## BRIEF
Only lines holding the word "color" should be copied from the material.

------------------------------

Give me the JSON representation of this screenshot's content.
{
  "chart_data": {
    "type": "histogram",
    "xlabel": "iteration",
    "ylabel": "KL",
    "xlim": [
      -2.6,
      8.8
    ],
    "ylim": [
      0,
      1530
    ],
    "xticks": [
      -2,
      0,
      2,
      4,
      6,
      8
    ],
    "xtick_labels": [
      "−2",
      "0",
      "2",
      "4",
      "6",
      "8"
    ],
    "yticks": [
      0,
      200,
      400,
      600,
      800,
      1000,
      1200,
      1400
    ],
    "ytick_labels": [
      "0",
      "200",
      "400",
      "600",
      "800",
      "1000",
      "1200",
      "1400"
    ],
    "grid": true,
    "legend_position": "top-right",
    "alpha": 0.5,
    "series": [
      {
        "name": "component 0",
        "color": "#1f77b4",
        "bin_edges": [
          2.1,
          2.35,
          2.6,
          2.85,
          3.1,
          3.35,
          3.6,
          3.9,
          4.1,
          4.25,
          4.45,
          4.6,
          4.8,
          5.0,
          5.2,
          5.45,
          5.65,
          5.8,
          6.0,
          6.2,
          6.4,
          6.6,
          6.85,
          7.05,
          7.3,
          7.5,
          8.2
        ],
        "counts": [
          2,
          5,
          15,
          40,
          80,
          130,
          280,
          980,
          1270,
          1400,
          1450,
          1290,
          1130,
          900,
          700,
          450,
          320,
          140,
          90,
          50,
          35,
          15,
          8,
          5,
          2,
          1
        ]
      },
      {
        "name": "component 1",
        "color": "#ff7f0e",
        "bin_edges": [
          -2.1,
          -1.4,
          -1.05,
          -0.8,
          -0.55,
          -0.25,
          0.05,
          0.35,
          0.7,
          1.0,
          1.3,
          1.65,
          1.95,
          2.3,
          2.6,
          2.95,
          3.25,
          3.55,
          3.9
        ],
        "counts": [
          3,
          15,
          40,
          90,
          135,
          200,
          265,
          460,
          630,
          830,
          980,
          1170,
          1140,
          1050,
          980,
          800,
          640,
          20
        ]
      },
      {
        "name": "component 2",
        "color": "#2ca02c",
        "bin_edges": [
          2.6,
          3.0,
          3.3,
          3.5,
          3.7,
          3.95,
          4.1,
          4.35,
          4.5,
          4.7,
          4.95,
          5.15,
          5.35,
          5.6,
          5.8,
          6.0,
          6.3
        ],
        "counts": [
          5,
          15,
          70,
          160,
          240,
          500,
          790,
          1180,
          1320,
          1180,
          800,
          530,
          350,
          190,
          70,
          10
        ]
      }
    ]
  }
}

------------------------------

## RESPONSE TO THE TASK
        "color": "#1f77b4",
        "color": "#ff7f0e",
        "color": "#2ca02c",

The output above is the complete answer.